TESTO DI PARTENZA:
_ _ _

Esistono anche diversi metodi diagnostici per le infezioni micotiche (dermatofitosi canina). L’indagine con la lampada di Wood, ad esempio, è molto semplice: se è presente un’infezione micotica, la luce ultravioletta della lampada consente di vedere una fluorescenza verdastra sul fusto del pelo. Tuttavia, questo si manifesta solo nelle infezioni con alcuni ceppi di microsporum canis, quindi un risultato negativo non indica che non ci siano funghi della pelle ma solo che non vi sia quel particolare dermatofita.
Inoltre, è possibile creare una cultura di funghi. Il materiale per la coltura dei funghi può essere ottenuto strappando alcuni peli del cane, tramite raschiamento o tramite campionamento con il metodo McKenzie (si pettina il pelo passandovi attraverso un pettine reso sterile e si procede quindi alla coltura dei funghi).
Inoltre, esiste la possibilità di effettuare un test basato sulla coltura fungina o RT- PCR per l’identificazione dei dermatofiti: si tratta di un test disponibile presso diversi laboratori e che utilizza come materiale di analisi peli e scaglie di pelle.
La diagnostica allergologica è una sfida ancora più complicata, ma sfortunatamente non esistono test semplici e sicuri che ci dicano in maniera incontrovertibile di quale allergia si tratti. Ciò implica che possa essere utilizzato a fini diagnostici solo un trattamento strutturato dell’allergia. La diagnosi di allergia da contatto è spesso relativamente semplice, poiché il prurito si verifica molto localmente dopo il contatto con una determinata sostanza o un determinato materiale.
Per le altre allergie, si raccomanda la cosiddetta diagnosi di esclusione, il che significa escludere una dopo l’altra le possibili allergie: si inizia con l’allergia più comune e più facilmente diagnosticabile, ossia l’allergia alla saliva delle pulci. Usando il classico pettine per l’individuazione delle pulci non è difficile rinvenire questi parassiti o i loro escrementi.

_ _ _

VOCI DEL DATASET:
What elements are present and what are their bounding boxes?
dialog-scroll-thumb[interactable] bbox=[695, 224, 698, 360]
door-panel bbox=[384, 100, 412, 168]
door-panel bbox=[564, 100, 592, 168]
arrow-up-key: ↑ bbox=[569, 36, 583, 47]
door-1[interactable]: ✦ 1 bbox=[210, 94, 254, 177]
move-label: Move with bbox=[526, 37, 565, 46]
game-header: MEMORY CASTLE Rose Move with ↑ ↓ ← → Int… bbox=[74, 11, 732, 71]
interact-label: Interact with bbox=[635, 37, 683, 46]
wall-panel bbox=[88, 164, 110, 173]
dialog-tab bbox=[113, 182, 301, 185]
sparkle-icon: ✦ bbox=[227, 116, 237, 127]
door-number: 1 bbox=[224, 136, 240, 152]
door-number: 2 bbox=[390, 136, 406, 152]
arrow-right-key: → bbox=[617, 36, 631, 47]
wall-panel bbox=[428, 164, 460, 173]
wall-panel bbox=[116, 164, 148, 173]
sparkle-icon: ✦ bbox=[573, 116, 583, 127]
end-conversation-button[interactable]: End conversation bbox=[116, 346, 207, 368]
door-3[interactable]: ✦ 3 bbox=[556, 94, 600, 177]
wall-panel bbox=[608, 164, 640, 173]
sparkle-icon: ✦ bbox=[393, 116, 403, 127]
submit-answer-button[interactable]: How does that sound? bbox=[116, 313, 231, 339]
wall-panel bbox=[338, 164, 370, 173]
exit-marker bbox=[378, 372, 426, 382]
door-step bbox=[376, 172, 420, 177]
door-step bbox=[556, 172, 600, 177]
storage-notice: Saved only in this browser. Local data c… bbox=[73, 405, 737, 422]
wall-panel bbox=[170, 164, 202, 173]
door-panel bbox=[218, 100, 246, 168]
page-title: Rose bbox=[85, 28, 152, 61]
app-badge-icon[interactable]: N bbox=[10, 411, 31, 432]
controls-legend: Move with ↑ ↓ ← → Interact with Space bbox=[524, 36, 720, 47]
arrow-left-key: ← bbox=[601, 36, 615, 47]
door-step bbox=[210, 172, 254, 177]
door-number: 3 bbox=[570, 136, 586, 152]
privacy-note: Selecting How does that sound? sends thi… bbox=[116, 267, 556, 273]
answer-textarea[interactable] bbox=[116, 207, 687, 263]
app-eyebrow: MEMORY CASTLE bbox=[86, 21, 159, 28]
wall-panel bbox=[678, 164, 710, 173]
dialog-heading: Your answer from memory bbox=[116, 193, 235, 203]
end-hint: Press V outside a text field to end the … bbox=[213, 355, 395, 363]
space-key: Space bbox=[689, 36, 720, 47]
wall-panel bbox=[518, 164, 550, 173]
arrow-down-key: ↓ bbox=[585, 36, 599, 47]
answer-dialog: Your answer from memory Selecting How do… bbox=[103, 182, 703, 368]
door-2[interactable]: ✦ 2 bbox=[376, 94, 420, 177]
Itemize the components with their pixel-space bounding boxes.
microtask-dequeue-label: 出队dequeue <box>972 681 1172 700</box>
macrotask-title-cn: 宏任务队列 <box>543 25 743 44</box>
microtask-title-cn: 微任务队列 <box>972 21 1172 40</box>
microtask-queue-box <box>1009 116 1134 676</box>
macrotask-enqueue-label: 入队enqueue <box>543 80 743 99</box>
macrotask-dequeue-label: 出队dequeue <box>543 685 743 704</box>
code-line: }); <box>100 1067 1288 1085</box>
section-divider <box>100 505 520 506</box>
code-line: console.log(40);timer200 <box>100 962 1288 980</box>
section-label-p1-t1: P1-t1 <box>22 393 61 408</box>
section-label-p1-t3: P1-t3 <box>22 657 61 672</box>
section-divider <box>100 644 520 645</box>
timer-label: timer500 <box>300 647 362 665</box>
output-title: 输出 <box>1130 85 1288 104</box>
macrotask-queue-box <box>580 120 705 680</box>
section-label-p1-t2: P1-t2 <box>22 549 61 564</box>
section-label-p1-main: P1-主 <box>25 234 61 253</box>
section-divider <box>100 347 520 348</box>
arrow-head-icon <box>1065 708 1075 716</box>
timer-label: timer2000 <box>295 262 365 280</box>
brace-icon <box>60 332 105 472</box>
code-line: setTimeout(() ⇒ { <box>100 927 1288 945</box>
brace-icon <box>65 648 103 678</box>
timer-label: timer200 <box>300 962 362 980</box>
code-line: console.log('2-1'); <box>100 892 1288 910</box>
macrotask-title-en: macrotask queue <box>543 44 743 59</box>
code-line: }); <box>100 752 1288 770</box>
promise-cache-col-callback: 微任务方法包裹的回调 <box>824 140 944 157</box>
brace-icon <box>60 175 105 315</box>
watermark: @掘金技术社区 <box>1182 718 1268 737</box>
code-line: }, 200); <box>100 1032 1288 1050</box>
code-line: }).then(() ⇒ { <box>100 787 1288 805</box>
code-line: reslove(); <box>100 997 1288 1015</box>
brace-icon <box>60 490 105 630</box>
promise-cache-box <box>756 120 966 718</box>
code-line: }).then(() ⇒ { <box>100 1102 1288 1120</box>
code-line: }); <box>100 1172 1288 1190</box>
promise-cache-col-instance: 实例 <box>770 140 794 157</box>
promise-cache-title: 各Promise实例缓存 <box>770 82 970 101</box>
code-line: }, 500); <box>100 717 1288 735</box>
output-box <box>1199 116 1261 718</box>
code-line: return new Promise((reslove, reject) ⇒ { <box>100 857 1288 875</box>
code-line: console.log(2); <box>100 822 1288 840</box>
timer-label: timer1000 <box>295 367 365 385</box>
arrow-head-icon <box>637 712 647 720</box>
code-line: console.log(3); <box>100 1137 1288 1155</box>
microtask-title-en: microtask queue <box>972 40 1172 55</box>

_ _ _

ISTRUZIONI:
Prosegui il testo sulla diagnosi delle micosi e delle allergie cutanee nel cane, ripartendo subito dopo la sua ultima frase.

RISPOSTA:
Se non si trovano pulci, si avvia una terapia diagnostica per diverse settimane: qualora non si riscontri alcun miglioramento in seguito al trattamento antipulci ripetuto ed eseguito correttamente, si passa a verificare la possibilità che si tratti di una allergia alimentare. A tale scopo si passa ad una dieta di esclusione, la quale implica che il cane venga alimentato per almeno 6 settimane con una fonte di proteine e con carboidrati che non ha mai assunto prima. Il corpo dell’animale non può avere una reazione allergica a questo alimento se non è mai stato assunto in precedenza.
Ecco perché durante questo periodo il cane non deve mangiare nient’altro: anche gli snack devono contenere esclusivamente la proteina e la tipologia di carboidrati previsti dalla dieta. Nel caso in cui si constati un netto miglioramento del prurito e degli altri sintomi, o se durante la dieta i sintomi sono addirittura del tutto scomparsi, si deve somministrare il cibo che si era soliti dare al cane prima della dieta di esclusione. Questo passaggio è detto “provocazione”: solo se il cane reagisce di nuovo con gli stessi sintomi si ha la prova della presenza di un’allergia alimentare.
Nel caso in cui, viceversa, non si riscontrino miglioramenti a seguito della terapia diagnostica e dopo una dieta di esclusione, il sospetto più forte è quello che si tratti di atopia. In questo caso, al fine di determinare gli allergeni scatenanti, è possibile eseguire un test intracutaneo o un test allergologico per allergeni ambientali su siero. Se si sospetta si tratti di prurito secondario, è indispensabile ricercare la causa sottostante quale possibili disturbi ormonali, tramite ad esempio esami del sangue che includano i valori della tiroide.